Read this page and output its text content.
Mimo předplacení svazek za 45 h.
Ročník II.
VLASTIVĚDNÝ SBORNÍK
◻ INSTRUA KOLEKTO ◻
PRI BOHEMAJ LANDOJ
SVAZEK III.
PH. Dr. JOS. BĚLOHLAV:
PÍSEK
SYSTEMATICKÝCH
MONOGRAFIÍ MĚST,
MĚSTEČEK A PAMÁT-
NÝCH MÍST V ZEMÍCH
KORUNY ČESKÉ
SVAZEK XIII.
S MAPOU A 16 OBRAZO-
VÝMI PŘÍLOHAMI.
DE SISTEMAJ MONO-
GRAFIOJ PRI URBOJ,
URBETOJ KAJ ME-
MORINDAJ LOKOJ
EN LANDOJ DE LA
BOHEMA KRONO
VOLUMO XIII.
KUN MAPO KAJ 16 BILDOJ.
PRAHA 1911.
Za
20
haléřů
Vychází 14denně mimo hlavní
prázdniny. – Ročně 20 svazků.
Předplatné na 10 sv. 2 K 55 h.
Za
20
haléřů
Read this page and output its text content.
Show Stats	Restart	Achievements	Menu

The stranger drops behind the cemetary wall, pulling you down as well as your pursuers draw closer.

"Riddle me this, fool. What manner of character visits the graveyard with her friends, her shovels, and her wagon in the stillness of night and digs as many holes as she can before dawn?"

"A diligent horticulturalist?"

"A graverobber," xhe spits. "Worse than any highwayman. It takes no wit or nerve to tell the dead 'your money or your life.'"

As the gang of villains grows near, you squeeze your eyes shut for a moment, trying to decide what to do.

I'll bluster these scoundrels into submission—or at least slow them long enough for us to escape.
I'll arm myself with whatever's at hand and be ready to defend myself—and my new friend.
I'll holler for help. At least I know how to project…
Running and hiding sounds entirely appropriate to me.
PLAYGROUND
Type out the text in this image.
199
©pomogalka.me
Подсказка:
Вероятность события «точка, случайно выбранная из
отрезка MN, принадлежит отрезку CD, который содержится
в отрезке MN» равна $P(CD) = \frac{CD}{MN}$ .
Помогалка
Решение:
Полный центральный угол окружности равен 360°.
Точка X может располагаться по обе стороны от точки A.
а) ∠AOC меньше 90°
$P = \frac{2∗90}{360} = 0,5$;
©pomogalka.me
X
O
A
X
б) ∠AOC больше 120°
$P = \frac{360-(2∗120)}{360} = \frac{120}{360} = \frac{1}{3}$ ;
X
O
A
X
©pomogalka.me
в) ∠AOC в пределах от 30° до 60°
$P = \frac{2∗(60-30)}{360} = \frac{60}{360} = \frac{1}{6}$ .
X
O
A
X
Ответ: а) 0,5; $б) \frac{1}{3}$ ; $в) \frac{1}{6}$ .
■ ■ ■
Extract the listing in its entirety and repeat it exactly.

§ Solution for this task:
Read this page and output its text content.
Mimo předplacení svazek za 45 h.
Ročník II.
VLASTIVĚDNÝ SBORNÍK
◻ INSTRUA KOLEKTO ◻
PRI BOHEMAJ LANDOJ
SVAZEK III.
PH. Dr. JOS. BĚLOHLAV:
PÍSEK
SYSTEMATICKÝCH
MONOGRAFIÍ MĚST,
MĚSTEČEK A PAMÁT-
NÝCH MÍST V ZEMÍCH
KORUNY ČESKÉ
SVAZEK XIII.
S MAPOU A 16 OBRAZO-
VÝMI PŘÍLOHAMI.
DE SISTEMAJ MONO-
GRAFIOJ PRI URBOJ,
URBETOJ KAJ ME-
MORINDAJ LOKOJ
EN LANDOJ DE LA
BOHEMA KRONO
VOLUMO XIII.
KUN MAPO KAJ 16 BILDOJ.
PRAHA 1911.
Za
20
haléřů
Vychází 14denně mimo hlavní
prázdniny. – Ročně 20 svazků.
Předplatné na 10 sv. 2 K 55 h.
Za
20
haléřů
Read this page and output its text content.
Show Stats	Restart	Achievements	Menu

The stranger drops behind the cemetary wall, pulling you down as well as your pursuers draw closer.

"Riddle me this, fool. What manner of character visits the graveyard with her friends, her shovels, and her wagon in the stillness of night and digs as many holes as she can before dawn?"

"A diligent horticulturalist?"

"A graverobber," xhe spits. "Worse than any highwayman. It takes no wit or nerve to tell the dead 'your money or your life.'"

As the gang of villains grows near, you squeeze your eyes shut for a moment, trying to decide what to do.

I'll bluster these scoundrels into submission—or at least slow them long enough for us to escape.
I'll arm myself with whatever's at hand and be ready to defend myself—and my new friend.
I'll holler for help. At least I know how to project…
Running and hiding sounds entirely appropriate to me.
PLAYGROUND
Type out the text in this image.
199
©pomogalka.me
Подсказка:
Вероятность события «точка, случайно выбранная из
отрезка MN, принадлежит отрезку CD, который содержится
в отрезке MN» равна $P(CD) = \frac{CD}{MN}$ .
Помогалка
Решение:
Полный центральный угол окружности равен 360°.
Точка X может располагаться по обе стороны от точки A.
а) ∠AOC меньше 90°
$P = \frac{2∗90}{360} = 0,5$;
©pomogalka.me
X
O
A
X
б) ∠AOC больше 120°
$P = \frac{360-(2∗120)}{360} = \frac{120}{360} = \frac{1}{3}$ ;
X
O
A
X
©pomogalka.me
в) ∠AOC в пределах от 30° до 60°
$P = \frac{2∗(60-30)}{360} = \frac{60}{360} = \frac{1}{6}$ .
X
O
A
X
Ответ: а) 0,5; $б) \frac{1}{3}$ ; $в) \frac{1}{6}$ .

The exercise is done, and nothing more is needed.